EXTRACTED DATA:
***
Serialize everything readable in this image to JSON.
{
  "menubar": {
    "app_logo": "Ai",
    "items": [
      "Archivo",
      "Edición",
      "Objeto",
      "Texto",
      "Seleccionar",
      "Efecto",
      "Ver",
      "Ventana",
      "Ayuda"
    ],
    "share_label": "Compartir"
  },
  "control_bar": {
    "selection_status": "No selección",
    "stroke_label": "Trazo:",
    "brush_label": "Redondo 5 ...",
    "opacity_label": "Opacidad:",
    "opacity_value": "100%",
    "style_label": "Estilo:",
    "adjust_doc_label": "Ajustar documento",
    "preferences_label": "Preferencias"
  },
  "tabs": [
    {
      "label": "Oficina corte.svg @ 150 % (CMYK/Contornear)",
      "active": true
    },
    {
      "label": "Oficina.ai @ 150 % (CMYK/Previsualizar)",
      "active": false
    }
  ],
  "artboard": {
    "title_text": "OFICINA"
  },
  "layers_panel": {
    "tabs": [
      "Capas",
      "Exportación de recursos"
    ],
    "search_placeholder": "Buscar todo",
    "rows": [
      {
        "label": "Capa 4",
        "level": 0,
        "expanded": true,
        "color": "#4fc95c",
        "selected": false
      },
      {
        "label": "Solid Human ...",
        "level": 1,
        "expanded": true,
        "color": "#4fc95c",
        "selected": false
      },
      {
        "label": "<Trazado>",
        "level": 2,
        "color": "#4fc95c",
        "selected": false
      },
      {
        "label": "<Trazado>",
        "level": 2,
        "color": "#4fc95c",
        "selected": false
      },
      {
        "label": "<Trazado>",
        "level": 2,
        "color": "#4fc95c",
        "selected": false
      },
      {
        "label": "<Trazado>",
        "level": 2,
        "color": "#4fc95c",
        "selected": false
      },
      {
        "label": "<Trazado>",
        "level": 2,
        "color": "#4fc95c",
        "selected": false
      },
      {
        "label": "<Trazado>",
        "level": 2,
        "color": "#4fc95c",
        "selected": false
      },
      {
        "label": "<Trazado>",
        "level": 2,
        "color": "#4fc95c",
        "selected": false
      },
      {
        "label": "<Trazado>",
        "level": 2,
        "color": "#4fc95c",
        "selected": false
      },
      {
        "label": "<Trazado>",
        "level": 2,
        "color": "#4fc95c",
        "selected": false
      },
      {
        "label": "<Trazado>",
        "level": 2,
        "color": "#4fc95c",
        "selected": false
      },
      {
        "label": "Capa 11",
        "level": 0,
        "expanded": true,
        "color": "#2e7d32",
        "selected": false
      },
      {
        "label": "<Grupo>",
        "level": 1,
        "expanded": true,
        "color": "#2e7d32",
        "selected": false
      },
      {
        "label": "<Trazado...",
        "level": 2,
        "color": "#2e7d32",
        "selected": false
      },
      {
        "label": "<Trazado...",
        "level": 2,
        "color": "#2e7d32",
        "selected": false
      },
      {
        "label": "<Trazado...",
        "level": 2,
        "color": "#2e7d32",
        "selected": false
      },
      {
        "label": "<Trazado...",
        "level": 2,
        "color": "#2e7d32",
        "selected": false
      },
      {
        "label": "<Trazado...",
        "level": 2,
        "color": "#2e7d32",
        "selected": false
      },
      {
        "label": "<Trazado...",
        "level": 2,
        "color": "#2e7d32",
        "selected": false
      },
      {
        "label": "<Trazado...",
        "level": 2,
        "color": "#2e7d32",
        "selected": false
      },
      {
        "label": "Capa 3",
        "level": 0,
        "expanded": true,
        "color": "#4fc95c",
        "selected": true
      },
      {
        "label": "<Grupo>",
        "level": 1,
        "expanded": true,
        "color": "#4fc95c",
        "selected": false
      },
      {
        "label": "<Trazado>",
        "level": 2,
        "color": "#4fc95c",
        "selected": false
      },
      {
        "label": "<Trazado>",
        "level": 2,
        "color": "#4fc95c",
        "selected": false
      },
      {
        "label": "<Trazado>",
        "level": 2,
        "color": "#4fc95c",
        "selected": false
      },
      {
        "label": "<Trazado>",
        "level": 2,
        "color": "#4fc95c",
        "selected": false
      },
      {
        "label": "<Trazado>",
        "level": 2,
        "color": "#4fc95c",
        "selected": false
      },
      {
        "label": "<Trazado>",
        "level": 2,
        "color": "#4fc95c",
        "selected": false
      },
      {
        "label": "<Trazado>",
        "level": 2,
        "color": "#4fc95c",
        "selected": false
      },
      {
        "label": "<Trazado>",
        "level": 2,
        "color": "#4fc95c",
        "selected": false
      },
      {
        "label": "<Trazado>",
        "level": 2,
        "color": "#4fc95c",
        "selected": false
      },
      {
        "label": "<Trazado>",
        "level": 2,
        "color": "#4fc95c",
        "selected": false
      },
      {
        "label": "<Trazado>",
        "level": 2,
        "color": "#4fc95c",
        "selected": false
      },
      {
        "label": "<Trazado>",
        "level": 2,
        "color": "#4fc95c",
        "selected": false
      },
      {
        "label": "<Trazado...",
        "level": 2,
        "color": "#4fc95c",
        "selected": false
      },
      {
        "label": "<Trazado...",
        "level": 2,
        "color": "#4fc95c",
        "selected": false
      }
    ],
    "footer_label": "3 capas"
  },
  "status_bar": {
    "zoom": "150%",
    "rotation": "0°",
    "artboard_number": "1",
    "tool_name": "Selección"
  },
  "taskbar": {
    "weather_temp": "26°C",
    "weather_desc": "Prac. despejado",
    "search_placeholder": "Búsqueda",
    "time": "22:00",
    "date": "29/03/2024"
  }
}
***
STATED PROBLEM: Only lines with the word "CMYK" are wanted, so copy each one from the records.

REPLY:
      "label": "Oficina corte.svg @ 150 % (CMYK/Contornear)",
      "label": "Oficina.ai @ 150 % (CMYK/Previsualizar)",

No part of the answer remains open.